→ Aim of the exercise: Repeat the whole listing below precisely. Omit all pictures.

→ Records to use:
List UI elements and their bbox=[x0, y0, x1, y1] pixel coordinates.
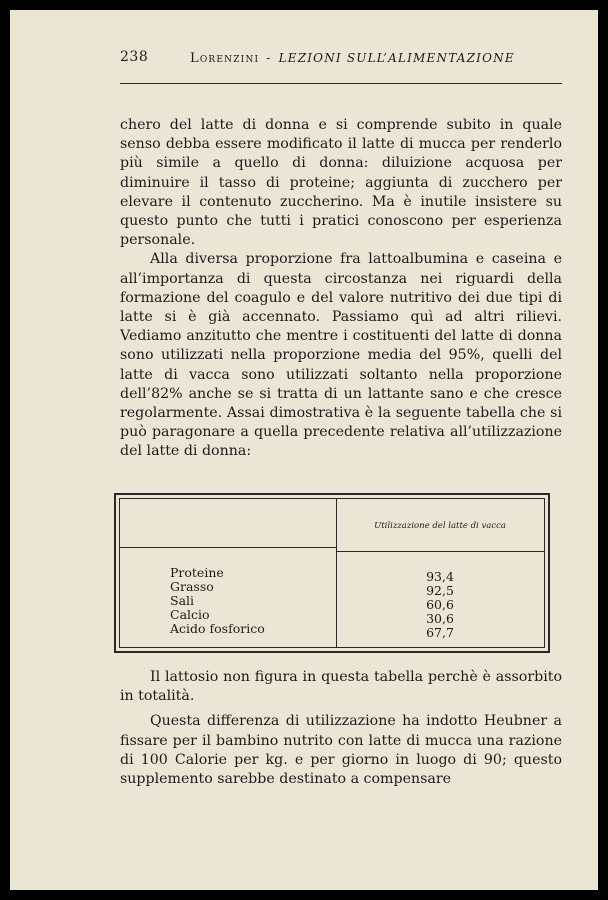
header-rule bbox=[120, 83, 562, 84]
table-header-rule-right bbox=[336, 551, 544, 552]
body-text-lower bbox=[120, 668, 562, 789]
table-row-label: Calcio bbox=[170, 607, 210, 622]
book-title: LEZIONI SULL’ALIMENTAZIONE bbox=[278, 51, 515, 65]
table-inner-frame bbox=[119, 498, 545, 648]
paragraph-heubner: Questa differenza di utilizzazione ha indotto Heubner a fissare per il bambino nutrito con latte di mucca una razione di 100 Calorie per kg. e per giorno in luogo di 90; questo supplemento sarebbe destinato a compensare bbox=[120, 713, 562, 788]
table-row-value: 93,4 bbox=[426, 569, 454, 584]
table-column-header: Utilizzazione del latte di vacca bbox=[374, 521, 506, 531]
running-header bbox=[120, 49, 562, 85]
table-row-label: Proteine bbox=[170, 565, 224, 580]
table-header-rule-left bbox=[120, 547, 336, 548]
table-row-value: 67,7 bbox=[426, 625, 454, 640]
table-row-value: 30,6 bbox=[426, 611, 454, 626]
table-row-label: Acido fosforico bbox=[170, 621, 265, 636]
paragraph-utilization: Alla diversa proporzione fra lattoalbumina e caseina e all’importanza di questa circostanza nei riguardi della formazione del coagulo e del valore nutritivo dei due tipi di latte si è già accennato. Passiamo quì ad altri rilievi. Vediamo anzitutto che mentre i costituenti del latte di donna sono utilizzati nella proporzione media del 95%, quelli del latte di vacca sono utilizzati soltanto nella proporzione dell’82% anche se si tratta di un lattante sano e che cresce regolarmente. Assai dimostrativa è la seguente tabella che si può paragonare a quella precedente relativa all’utilizzazione del latte di donna: bbox=[120, 251, 562, 460]
table-row-values bbox=[336, 570, 544, 640]
table-row-value: 92,5 bbox=[426, 583, 454, 598]
utilization-table bbox=[114, 493, 550, 653]
table-row-value: 60,6 bbox=[426, 597, 454, 612]
body-text-upper bbox=[120, 116, 562, 462]
paragraph-lactose: Il lattosio non figura in questa tabella perchè è assorbito in totalità. bbox=[120, 669, 562, 705]
table-row-labels bbox=[170, 566, 265, 636]
table-row-label: Sali bbox=[170, 593, 195, 608]
page-number: 238 bbox=[120, 49, 149, 65]
author-name: Lorenzini bbox=[190, 51, 260, 66]
paragraph-continued: chero del latte di donna e si comprende subito in quale senso debba essere modificato il latte di mucca per renderlo più simile a quello di donna: diluizione acquosa per diminuire il tasso di proteine; aggiunta di zucchero per elevare il contenuto zuccherino. Ma è inutile insistere su questo punto che tutti i pratici conoscono per esperienza personale. bbox=[120, 117, 562, 249]
book-page bbox=[10, 10, 598, 890]
title-separator: - bbox=[266, 51, 272, 65]
running-title bbox=[190, 51, 515, 66]
table-row-label: Grasso bbox=[170, 579, 214, 594]
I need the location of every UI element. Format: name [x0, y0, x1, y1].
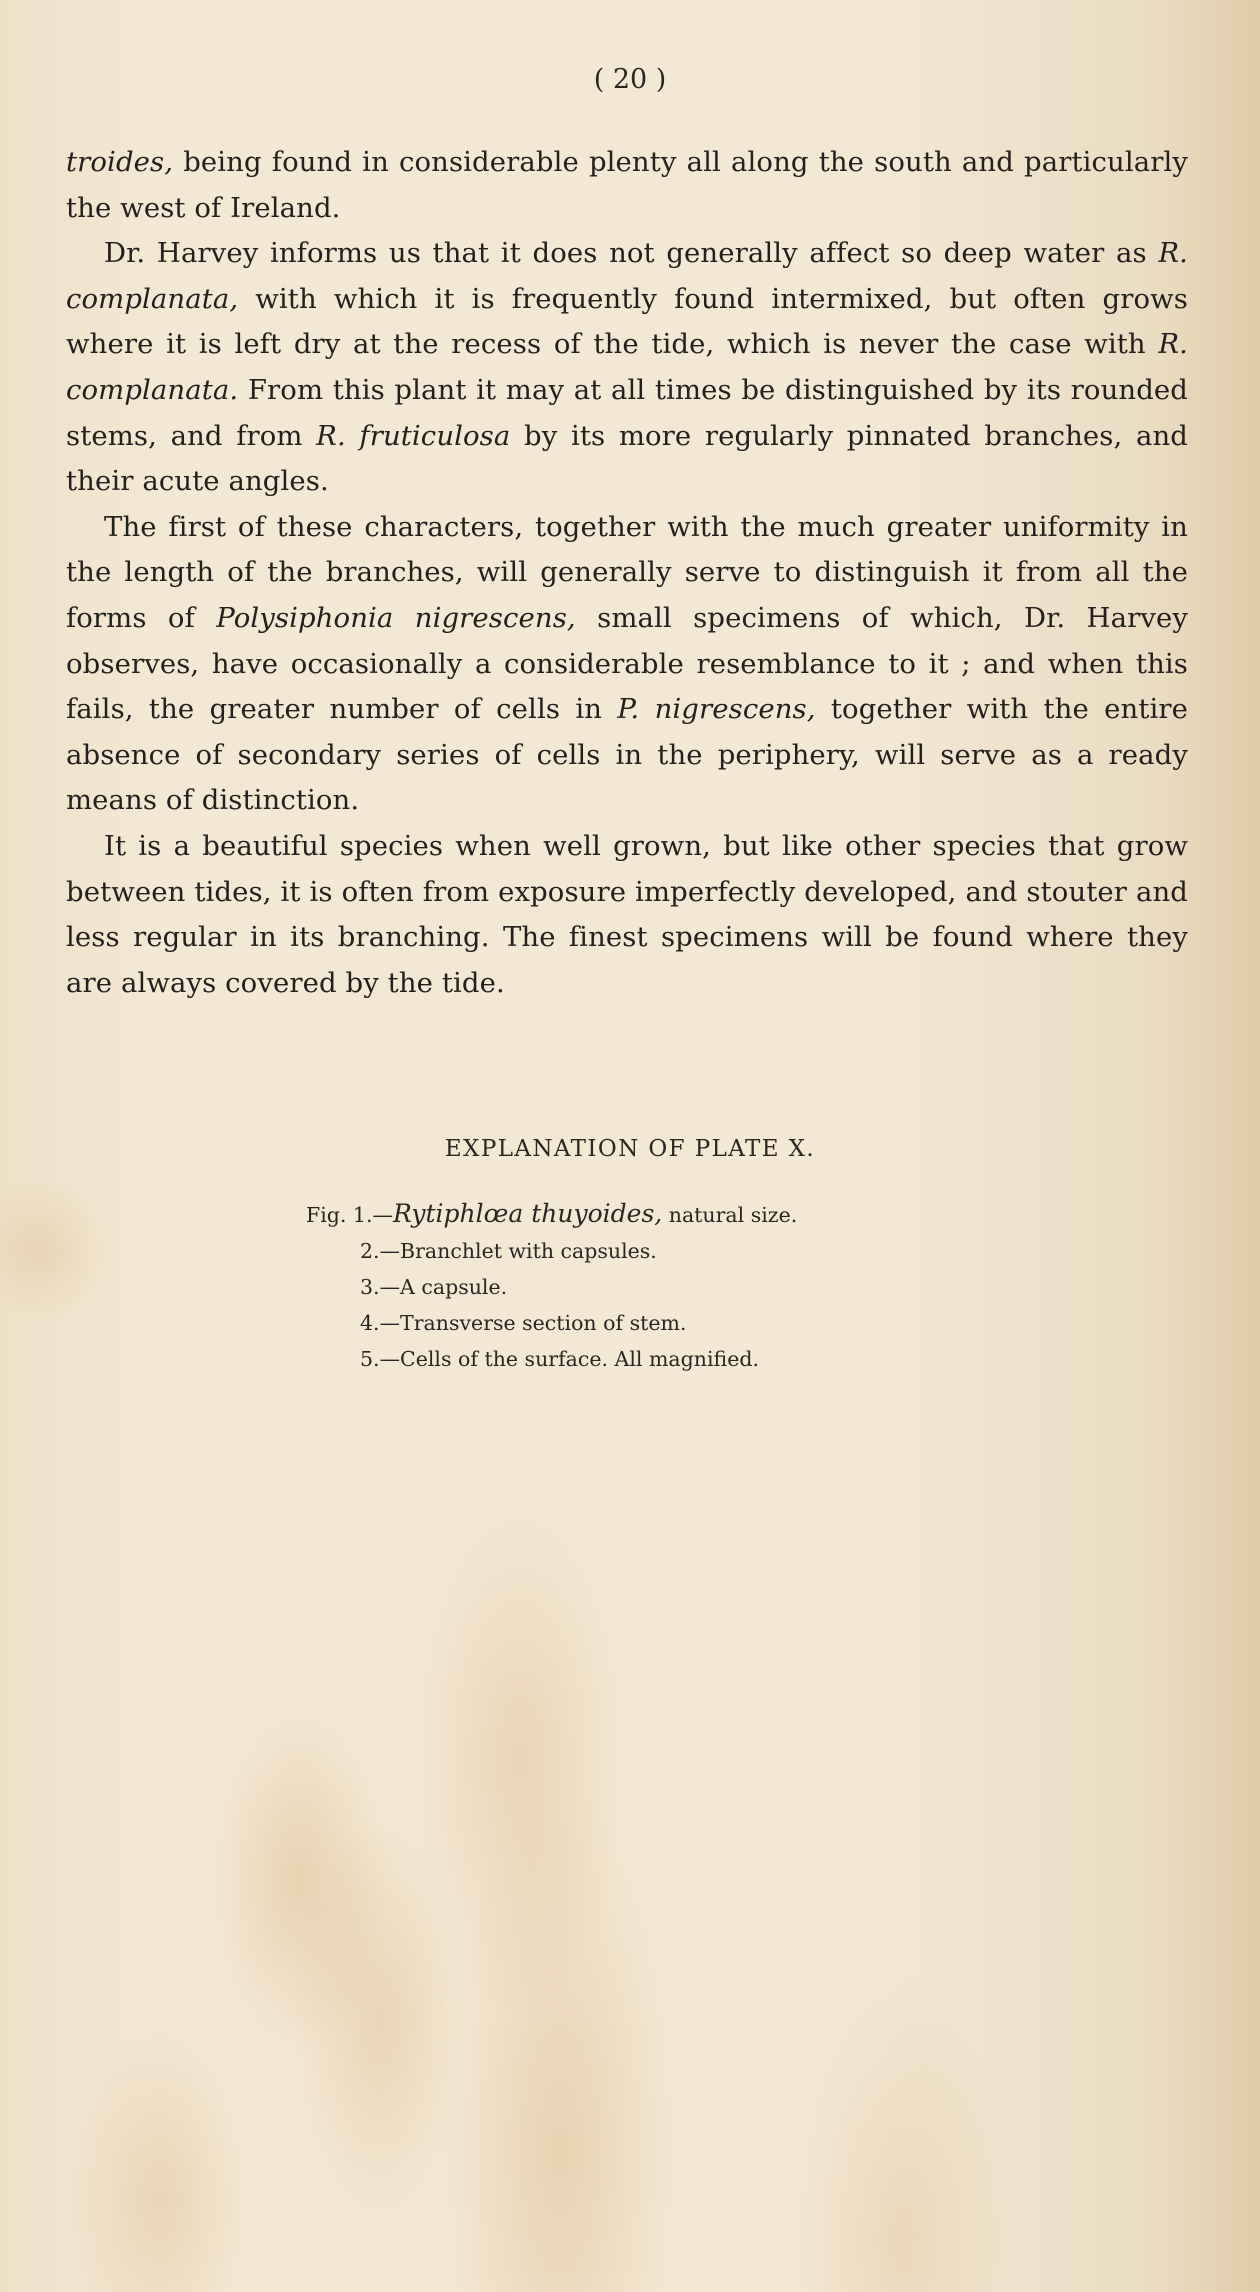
text-segment: by its more regularly pinnated branches, and their acute angles.	[66, 419, 1188, 498]
fig-item-4: 4.—Transverse section of stem.	[360, 1311, 687, 1335]
fig-1-prefix: Fig. 1.—	[306, 1203, 393, 1227]
paragraph	[66, 231, 1188, 505]
paragraph	[66, 824, 1188, 1006]
fig-1-species: Rytiphlœa thuyoides,	[393, 1199, 663, 1228]
italic-text-segment: troides,	[66, 146, 174, 178]
fig-1-suffix: natural size.	[662, 1203, 798, 1227]
plate-heading: EXPLANATION OF PLATE X.	[444, 1136, 816, 1162]
fig-item-3: 3.—A capsule.	[360, 1275, 508, 1299]
text-segment: It is a beautiful species when well grown, but like other species that grow between tides, it is often from exposure imperfectly developed, and stouter and less regular in its branching. The finest specimens will be found where they are always covered by the tide.	[66, 829, 1188, 999]
italic-text-segment: Polysiphonia nigrescens,	[216, 601, 576, 634]
body-text	[66, 140, 1188, 1006]
text-segment: with which it is frequently found intermixed, but often grows where it is left dry at the recess of the tide, which is never the case with	[66, 282, 1188, 361]
italic-text-segment: R. complanata,	[66, 237, 1188, 315]
text-segment: small specimens of which, Dr. Harvey observes, have occasionally a considerable resemblance to it ; and when this fails, the greater number of cells in	[66, 601, 1189, 726]
text-segment: Dr. Harvey informs us that it does not generally affect so deep water as	[104, 237, 1159, 270]
fig-item-1	[306, 1196, 1006, 1233]
text-segment: being found in considerable plenty all along the south and particularly the west of Ireland.	[66, 146, 1188, 224]
italic-text-segment: R. fruticulosa	[316, 419, 511, 452]
paragraph	[66, 140, 1188, 231]
figure-list	[306, 1196, 1006, 1377]
text-segment: From this plant it may at all times be distinguished by its rounded stems, and from	[66, 373, 1188, 452]
page-number: ( 20 )	[593, 64, 667, 95]
italic-text-segment: R. complanata.	[66, 328, 1188, 406]
fig-item-5: 5.—Cells of the surface. All magnified.	[360, 1347, 759, 1371]
fig-item-2: 2.—Branchlet with capsules.	[360, 1239, 657, 1263]
italic-text-segment: P. nigrescens,	[617, 693, 816, 726]
text-segment: The first of these characters, together with the much greater uniformity in the length of the branches, will generally serve to distinguish it from all the forms of	[66, 510, 1188, 634]
paragraph	[66, 505, 1188, 824]
text-segment: together with the entire absence of secondary series of cells in the periphery, will serve as a ready means of distinction.	[66, 693, 1188, 817]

→ Reply to the task:
List UI elements and their bbox=[x0, y0, x1, y1] pixel coordinates.
header-rule bbox=[120, 83, 562, 84]
table-header-rule-right bbox=[336, 551, 544, 552]
body-text-lower bbox=[120, 668, 562, 789]
table-row-label: Calcio bbox=[170, 607, 210, 622]
book-title: LEZIONI SULL’ALIMENTAZIONE bbox=[278, 51, 515, 65]
table-inner-frame bbox=[119, 498, 545, 648]
paragraph-heubner: Questa differenza di utilizzazione ha indotto Heubner a fissare per il bambino nutrito con latte di mucca una razione di 100 Calorie per kg. e per giorno in luogo di 90; questo supplemento sarebbe destinato a compensare bbox=[120, 713, 562, 788]
table-row-value: 93,4 bbox=[426, 569, 454, 584]
table-column-header: Utilizzazione del latte di vacca bbox=[374, 521, 506, 531]
running-header bbox=[120, 49, 562, 85]
table-row-label: Proteine bbox=[170, 565, 224, 580]
table-header-rule-left bbox=[120, 547, 336, 548]
table-row-value: 67,7 bbox=[426, 625, 454, 640]
table-row-value: 30,6 bbox=[426, 611, 454, 626]
table-row-label: Acido fosforico bbox=[170, 621, 265, 636]
paragraph-utilization: Alla diversa proporzione fra lattoalbumina e caseina e all’importanza di questa circostanza nei riguardi della formazione del coagulo e del valore nutritivo dei due tipi di latte si è già accennato. Passiamo quì ad altri rilievi. Vediamo anzitutto che mentre i costituenti del latte di donna sono utilizzati nella proporzione media del 95%, quelli del latte di vacca sono utilizzati soltanto nella proporzione dell’82% anche se si tratta di un lattante sano e che cresce regolarmente. Assai dimostrativa è la seguente tabella che si può paragonare a quella precedente relativa all’utilizzazione del latte di donna: bbox=[120, 251, 562, 460]
table-row-values bbox=[336, 570, 544, 640]
table-row-value: 92,5 bbox=[426, 583, 454, 598]
utilization-table bbox=[114, 493, 550, 653]
table-row-value: 60,6 bbox=[426, 597, 454, 612]
body-text-upper bbox=[120, 116, 562, 462]
paragraph-lactose: Il lattosio non figura in questa tabella perchè è assorbito in totalità. bbox=[120, 669, 562, 705]
table-row-labels bbox=[170, 566, 265, 636]
table-row-label: Sali bbox=[170, 593, 195, 608]
page-number: 238 bbox=[120, 49, 149, 65]
author-name: Lorenzini bbox=[190, 51, 260, 66]
paragraph-continued: chero del latte di donna e si comprende subito in quale senso debba essere modificato il latte di mucca per renderlo più simile a quello di donna: diluizione acquosa per diminuire il tasso di proteine; aggiunta di zucchero per elevare il contenuto zuccherino. Ma è inutile insistere su questo punto che tutti i pratici conoscono per esperienza personale. bbox=[120, 117, 562, 249]
book-page bbox=[10, 10, 598, 890]
title-separator: - bbox=[266, 51, 272, 65]
running-title bbox=[190, 51, 515, 66]
table-row-label: Grasso bbox=[170, 579, 214, 594]
I need the location of every UI element. Format: name [x0, y0, x1, y1].
text-segment: by its more regularly pinnated branches, and their acute angles.	[66, 419, 1188, 498]
fig-item-4: 4.—Transverse section of stem.	[360, 1311, 687, 1335]
fig-1-prefix: Fig. 1.—	[306, 1203, 393, 1227]
paragraph	[66, 231, 1188, 505]
paragraph	[66, 824, 1188, 1006]
fig-1-species: Rytiphlœa thuyoides,	[393, 1199, 663, 1228]
italic-text-segment: troides,	[66, 146, 174, 178]
fig-1-suffix: natural size.	[662, 1203, 798, 1227]
plate-heading: EXPLANATION OF PLATE X.	[444, 1136, 816, 1162]
fig-item-3: 3.—A capsule.	[360, 1275, 508, 1299]
text-segment: It is a beautiful species when well grown, but like other species that grow between tides, it is often from exposure imperfectly developed, and stouter and less regular in its branching. The finest specimens will be found where they are always covered by the tide.	[66, 829, 1188, 999]
italic-text-segment: Polysiphonia nigrescens,	[216, 601, 576, 634]
body-text	[66, 140, 1188, 1006]
text-segment: with which it is frequently found intermixed, but often grows where it is left dry at the recess of the tide, which is never the case with	[66, 282, 1188, 361]
italic-text-segment: R. complanata,	[66, 237, 1188, 315]
text-segment: small specimens of which, Dr. Harvey observes, have occasionally a considerable resemblance to it ; and when this fails, the greater number of cells in	[66, 601, 1189, 726]
text-segment: Dr. Harvey informs us that it does not generally affect so deep water as	[104, 237, 1159, 270]
fig-item-1	[306, 1196, 1006, 1233]
text-segment: being found in considerable plenty all along the south and particularly the west of Ireland.	[66, 146, 1188, 224]
italic-text-segment: R. fruticulosa	[316, 419, 511, 452]
paragraph	[66, 140, 1188, 231]
figure-list	[306, 1196, 1006, 1377]
text-segment: From this plant it may at all times be distinguished by its rounded stems, and from	[66, 373, 1188, 452]
page-number: ( 20 )	[593, 64, 667, 95]
italic-text-segment: R. complanata.	[66, 328, 1188, 406]
fig-item-5: 5.—Cells of the surface. All magnified.	[360, 1347, 759, 1371]
fig-item-2: 2.—Branchlet with capsules.	[360, 1239, 657, 1263]
italic-text-segment: P. nigrescens,	[617, 693, 816, 726]
text-segment: The first of these characters, together with the much greater uniformity in the length of the branches, will generally serve to distinguish it from all the forms of	[66, 510, 1188, 634]
paragraph	[66, 505, 1188, 824]
text-segment: together with the entire absence of secondary series of cells in the periphery, will serve as a ready means of distinction.	[66, 693, 1188, 817]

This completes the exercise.